Extract all records. Keep each one exact.

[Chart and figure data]

━━━━

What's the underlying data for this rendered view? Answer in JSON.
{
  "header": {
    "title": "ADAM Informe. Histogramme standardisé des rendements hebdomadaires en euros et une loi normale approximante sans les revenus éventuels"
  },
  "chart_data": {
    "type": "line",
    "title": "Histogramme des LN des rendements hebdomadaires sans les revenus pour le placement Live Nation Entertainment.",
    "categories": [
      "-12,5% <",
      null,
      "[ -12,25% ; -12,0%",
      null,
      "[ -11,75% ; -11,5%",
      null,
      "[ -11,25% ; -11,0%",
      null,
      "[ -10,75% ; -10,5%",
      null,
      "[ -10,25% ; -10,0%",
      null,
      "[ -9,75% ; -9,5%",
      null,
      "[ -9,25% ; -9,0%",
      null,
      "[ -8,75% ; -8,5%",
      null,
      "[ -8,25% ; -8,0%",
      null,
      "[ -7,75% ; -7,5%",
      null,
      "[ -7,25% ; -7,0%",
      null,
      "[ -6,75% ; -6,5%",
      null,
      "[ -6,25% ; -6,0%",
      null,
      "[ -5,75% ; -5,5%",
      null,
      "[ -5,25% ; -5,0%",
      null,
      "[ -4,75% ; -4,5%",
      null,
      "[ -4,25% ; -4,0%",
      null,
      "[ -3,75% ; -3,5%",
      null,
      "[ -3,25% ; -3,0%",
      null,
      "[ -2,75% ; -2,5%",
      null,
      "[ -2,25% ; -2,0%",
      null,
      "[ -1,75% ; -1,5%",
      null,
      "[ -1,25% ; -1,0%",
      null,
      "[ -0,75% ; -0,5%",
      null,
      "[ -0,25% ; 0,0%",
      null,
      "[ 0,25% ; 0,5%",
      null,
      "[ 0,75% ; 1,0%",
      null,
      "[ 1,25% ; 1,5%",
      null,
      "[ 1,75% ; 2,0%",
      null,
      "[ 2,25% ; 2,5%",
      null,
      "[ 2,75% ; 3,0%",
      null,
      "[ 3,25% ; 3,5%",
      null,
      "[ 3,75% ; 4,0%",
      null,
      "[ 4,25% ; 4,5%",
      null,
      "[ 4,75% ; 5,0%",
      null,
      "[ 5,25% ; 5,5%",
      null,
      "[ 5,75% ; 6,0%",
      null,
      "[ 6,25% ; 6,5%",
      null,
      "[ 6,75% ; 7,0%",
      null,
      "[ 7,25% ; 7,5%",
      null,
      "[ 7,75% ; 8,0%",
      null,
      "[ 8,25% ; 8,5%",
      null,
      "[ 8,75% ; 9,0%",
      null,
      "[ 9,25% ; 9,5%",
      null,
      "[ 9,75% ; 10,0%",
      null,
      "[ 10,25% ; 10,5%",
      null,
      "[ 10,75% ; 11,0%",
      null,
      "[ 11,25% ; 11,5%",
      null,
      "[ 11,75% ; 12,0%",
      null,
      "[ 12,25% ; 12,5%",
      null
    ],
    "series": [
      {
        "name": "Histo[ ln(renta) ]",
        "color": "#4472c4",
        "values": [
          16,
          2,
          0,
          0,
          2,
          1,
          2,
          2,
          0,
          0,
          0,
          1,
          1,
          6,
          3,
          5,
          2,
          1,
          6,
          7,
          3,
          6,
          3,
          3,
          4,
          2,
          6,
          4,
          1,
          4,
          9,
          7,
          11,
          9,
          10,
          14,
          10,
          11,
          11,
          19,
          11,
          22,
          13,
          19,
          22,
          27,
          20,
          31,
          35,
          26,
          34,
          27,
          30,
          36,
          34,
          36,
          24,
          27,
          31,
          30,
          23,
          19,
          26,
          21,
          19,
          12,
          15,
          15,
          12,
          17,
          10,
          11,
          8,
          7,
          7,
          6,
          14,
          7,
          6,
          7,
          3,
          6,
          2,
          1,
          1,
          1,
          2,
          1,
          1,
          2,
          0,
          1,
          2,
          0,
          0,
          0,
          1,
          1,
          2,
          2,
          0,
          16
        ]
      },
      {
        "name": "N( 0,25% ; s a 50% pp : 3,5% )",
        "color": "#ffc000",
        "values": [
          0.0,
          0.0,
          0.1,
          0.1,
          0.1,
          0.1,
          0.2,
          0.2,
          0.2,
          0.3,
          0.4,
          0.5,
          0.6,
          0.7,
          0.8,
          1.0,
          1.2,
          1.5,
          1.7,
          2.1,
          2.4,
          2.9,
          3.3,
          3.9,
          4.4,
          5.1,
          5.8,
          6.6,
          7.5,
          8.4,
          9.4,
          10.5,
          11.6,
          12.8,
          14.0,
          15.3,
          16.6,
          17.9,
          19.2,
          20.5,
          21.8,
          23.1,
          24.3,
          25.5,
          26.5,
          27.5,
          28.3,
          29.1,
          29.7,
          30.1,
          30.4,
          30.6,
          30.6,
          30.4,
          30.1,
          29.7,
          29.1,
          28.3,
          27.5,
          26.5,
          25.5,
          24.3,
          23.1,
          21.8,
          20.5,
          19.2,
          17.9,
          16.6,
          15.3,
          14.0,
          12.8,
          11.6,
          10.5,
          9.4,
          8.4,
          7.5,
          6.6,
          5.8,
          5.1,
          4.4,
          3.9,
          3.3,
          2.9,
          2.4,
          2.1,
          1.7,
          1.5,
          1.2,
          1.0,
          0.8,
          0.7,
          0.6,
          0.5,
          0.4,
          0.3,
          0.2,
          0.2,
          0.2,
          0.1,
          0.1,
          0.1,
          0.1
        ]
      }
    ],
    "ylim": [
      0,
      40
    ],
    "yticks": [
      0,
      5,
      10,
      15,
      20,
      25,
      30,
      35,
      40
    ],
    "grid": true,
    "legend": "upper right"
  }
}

━━━━

◆ RESPONSE:
What's the underlying data for this rendered view? Answer in JSON.
{
  "header": {
    "title": "ADAM Informe. Histogramme standardisé des rendements hebdomadaires en euros et une loi normale approximante sans les revenus éventuels"
  },
  "chart_data": {
    "type": "line",
    "title": "Histogramme des LN des rendements hebdomadaires sans les revenus pour le placement Live Nation Entertainment.",
    "categories": [
      "-12,5% <",
      null,
      "[ -12,25% ; -12,0%",
      null,
      "[ -11,75% ; -11,5%",
      null,
      "[ -11,25% ; -11,0%",
      null,
      "[ -10,75% ; -10,5%",
      null,
      "[ -10,25% ; -10,0%",
      null,
      "[ -9,75% ; -9,5%",
      null,
      "[ -9,25% ; -9,0%",
      null,
      "[ -8,75% ; -8,5%",
      null,
      "[ -8,25% ; -8,0%",
      null,
      "[ -7,75% ; -7,5%",
      null,
      "[ -7,25% ; -7,0%",
      null,
      "[ -6,75% ; -6,5%",
      null,
      "[ -6,25% ; -6,0%",
      null,
      "[ -5,75% ; -5,5%",
      null,
      "[ -5,25% ; -5,0%",
      null,
      "[ -4,75% ; -4,5%",
      null,
      "[ -4,25% ; -4,0%",
      null,
      "[ -3,75% ; -3,5%",
      null,
      "[ -3,25% ; -3,0%",
      null,
      "[ -2,75% ; -2,5%",
      null,
      "[ -2,25% ; -2,0%",
      null,
      "[ -1,75% ; -1,5%",
      null,
      "[ -1,25% ; -1,0%",
      null,
      "[ -0,75% ; -0,5%",
      null,
      "[ -0,25% ; 0,0%",
      null,
      "[ 0,25% ; 0,5%",
      null,
      "[ 0,75% ; 1,0%",
      null,
      "[ 1,25% ; 1,5%",
      null,
      "[ 1,75% ; 2,0%",
      null,
      "[ 2,25% ; 2,5%",
      null,
      "[ 2,75% ; 3,0%",
      null,
      "[ 3,25% ; 3,5%",
      null,
      "[ 3,75% ; 4,0%",
      null,
      "[ 4,25% ; 4,5%",
      null,
      "[ 4,75% ; 5,0%",
      null,
      "[ 5,25% ; 5,5%",
      null,
      "[ 5,75% ; 6,0%",
      null,
      "[ 6,25% ; 6,5%",
      null,
      "[ 6,75% ; 7,0%",
      null,
      "[ 7,25% ; 7,5%",
      null,
      "[ 7,75% ; 8,0%",
      null,
      "[ 8,25% ; 8,5%",
      null,
      "[ 8,75% ; 9,0%",
      null,
      "[ 9,25% ; 9,5%",
      null,
      "[ 9,75% ; 10,0%",
      null,
      "[ 10,25% ; 10,5%",
      null,
      "[ 10,75% ; 11,0%",
      null,
      "[ 11,25% ; 11,5%",
      null,
      "[ 11,75% ; 12,0%",
      null,
      "[ 12,25% ; 12,5%",
      null
    ],
    "series": [
      {
        "name": "Histo[ ln(renta) ]",
        "color": "#4472c4",
        "values": [
          16,
          2,
          0,
          0,
          2,
          1,
          2,
          2,
          0,
          0,
          0,
          1,
          1,
          6,
          3,
          5,
          2,
          1,
          6,
          7,
          3,
          6,
          3,
          3,
          4,
          2,
          6,
          4,
          1,
          4,
          9,
          7,
          11,
          9,
          10,
          14,
          10,
          11,
          11,
          19,
          11,
          22,
          13,
          19,
          22,
          27,
          20,
          31,
          35,
          26,
          34,
          27,
          30,
          36,
          34,
          36,
          24,
          27,
          31,
          30,
          23,
          19,
          26,
          21,
          19,
          12,
          15,
          15,
          12,
          17,
          10,
          11,
          8,
          7,
          7,
          6,
          14,
          7,
          6,
          7,
          3,
          6,
          2,
          1,
          1,
          1,
          2,
          1,
          1,
          2,
          0,
          1,
          2,
          0,
          0,
          0,
          1,
          1,
          2,
          2,
          0,
          16
        ]
      },
      {
        "name": "N( 0,25% ; s a 50% pp : 3,5% )",
        "color": "#ffc000",
        "values": [
          0.0,
          0.0,
          0.1,
          0.1,
          0.1,
          0.1,
          0.2,
          0.2,
          0.2,
          0.3,
          0.4,
          0.5,
          0.6,
          0.7,
          0.8,
          1.0,
          1.2,
          1.5,
          1.7,
          2.1,
          2.4,
          2.9,
          3.3,
          3.9,
          4.4,
          5.1,
          5.8,
          6.6,
          7.5,
          8.4,
          9.4,
          10.5,
          11.6,
          12.8,
          14.0,
          15.3,
          16.6,
          17.9,
          19.2,
          20.5,
          21.8,
          23.1,
          24.3,
          25.5,
          26.5,
          27.5,
          28.3,
          29.1,
          29.7,
          30.1,
          30.4,
          30.6,
          30.6,
          30.4,
          30.1,
          29.7,
          29.1,
          28.3,
          27.5,
          26.5,
          25.5,
          24.3,
          23.1,
          21.8,
          20.5,
          19.2,
          17.9,
          16.6,
          15.3,
          14.0,
          12.8,
          11.6,
          10.5,
          9.4,
          8.4,
          7.5,
          6.6,
          5.8,
          5.1,
          4.4,
          3.9,
          3.3,
          2.9,
          2.4,
          2.1,
          1.7,
          1.5,
          1.2,
          1.0,
          0.8,
          0.7,
          0.6,
          0.5,
          0.4,
          0.3,
          0.2,
          0.2,
          0.2,
          0.1,
          0.1,
          0.1,
          0.1
        ]
      }
    ],
    "ylim": [
      0,
      40
    ],
    "yticks": [
      0,
      5,
      10,
      15,
      20,
      25,
      30,
      35,
      40
    ],
    "grid": true,
    "legend": "upper right"
  }
}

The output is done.